**Written task**
Pull out every line from the entries below that contains the string "item", and copy each one in full.

********************

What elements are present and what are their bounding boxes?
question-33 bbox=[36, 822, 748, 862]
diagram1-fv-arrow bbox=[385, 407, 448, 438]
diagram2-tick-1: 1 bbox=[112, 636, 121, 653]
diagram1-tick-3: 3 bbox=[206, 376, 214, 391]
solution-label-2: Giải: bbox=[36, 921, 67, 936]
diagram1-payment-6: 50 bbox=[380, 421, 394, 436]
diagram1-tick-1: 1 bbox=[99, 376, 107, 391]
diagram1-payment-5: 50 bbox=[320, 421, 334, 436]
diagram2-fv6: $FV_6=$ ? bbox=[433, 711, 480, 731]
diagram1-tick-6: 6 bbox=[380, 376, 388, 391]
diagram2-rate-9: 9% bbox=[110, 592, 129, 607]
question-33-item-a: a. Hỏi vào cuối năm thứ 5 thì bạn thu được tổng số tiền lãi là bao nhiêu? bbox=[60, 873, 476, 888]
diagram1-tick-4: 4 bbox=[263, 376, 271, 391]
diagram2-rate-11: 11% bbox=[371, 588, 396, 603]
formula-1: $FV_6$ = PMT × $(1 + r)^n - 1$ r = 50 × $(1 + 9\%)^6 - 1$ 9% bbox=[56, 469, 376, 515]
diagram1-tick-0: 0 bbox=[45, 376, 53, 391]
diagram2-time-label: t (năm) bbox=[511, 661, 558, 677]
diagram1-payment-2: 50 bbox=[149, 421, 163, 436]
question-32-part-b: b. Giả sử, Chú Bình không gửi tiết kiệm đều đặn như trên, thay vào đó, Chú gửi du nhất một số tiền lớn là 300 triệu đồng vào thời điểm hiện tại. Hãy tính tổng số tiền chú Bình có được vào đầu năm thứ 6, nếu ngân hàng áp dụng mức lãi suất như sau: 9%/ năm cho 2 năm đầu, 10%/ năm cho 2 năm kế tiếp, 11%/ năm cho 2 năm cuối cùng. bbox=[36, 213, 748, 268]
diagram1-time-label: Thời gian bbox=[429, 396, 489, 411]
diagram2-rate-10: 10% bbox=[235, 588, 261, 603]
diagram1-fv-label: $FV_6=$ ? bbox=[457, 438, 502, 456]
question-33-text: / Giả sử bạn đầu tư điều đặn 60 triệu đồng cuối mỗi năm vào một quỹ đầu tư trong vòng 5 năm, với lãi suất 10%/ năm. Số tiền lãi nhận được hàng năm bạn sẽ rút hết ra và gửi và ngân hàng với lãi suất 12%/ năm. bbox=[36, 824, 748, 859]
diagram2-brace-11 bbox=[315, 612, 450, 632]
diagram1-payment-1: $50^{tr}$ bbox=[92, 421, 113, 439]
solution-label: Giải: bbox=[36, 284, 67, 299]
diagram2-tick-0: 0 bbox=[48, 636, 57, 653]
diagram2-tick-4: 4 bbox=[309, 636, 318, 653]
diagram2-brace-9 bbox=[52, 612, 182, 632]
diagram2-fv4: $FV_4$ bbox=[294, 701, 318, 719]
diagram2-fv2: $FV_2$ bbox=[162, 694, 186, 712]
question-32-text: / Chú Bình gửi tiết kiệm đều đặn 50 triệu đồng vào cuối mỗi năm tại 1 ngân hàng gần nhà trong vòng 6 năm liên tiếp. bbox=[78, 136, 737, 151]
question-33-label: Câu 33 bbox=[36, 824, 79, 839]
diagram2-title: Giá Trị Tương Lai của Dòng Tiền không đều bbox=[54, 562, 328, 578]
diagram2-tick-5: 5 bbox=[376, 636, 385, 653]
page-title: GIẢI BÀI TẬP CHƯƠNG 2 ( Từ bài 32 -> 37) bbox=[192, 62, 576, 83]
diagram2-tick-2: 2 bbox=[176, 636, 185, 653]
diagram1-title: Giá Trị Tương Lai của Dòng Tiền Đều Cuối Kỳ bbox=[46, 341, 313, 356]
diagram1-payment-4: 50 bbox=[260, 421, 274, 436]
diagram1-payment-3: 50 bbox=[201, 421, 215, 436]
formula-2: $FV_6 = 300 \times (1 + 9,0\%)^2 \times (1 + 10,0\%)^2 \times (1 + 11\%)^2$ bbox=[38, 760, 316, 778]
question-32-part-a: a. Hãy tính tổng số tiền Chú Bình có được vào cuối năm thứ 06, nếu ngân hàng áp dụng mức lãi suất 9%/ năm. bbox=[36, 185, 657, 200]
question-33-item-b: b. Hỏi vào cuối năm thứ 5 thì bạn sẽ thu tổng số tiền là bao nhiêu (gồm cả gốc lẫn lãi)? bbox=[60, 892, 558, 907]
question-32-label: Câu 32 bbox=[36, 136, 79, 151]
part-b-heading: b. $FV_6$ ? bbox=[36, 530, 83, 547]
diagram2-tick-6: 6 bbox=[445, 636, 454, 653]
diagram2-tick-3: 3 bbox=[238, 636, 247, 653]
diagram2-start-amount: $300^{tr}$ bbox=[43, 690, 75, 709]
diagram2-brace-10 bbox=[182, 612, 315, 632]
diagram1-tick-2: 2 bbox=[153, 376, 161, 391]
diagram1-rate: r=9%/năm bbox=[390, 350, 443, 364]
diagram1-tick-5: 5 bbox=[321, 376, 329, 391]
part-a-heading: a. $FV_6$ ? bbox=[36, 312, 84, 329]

********************

**Complete response**
question-33-item-a: a. Hỏi vào cuối năm thứ 5 thì bạn thu được tổng số tiền lãi là bao nhiêu? bbox=[60, 873, 476, 888]
question-33-item-b: b. Hỏi vào cuối năm thứ 5 thì bạn sẽ thu tổng số tiền là bao nhiêu (gồm cả gốc lẫn lãi)? bbox=[60, 892, 558, 907]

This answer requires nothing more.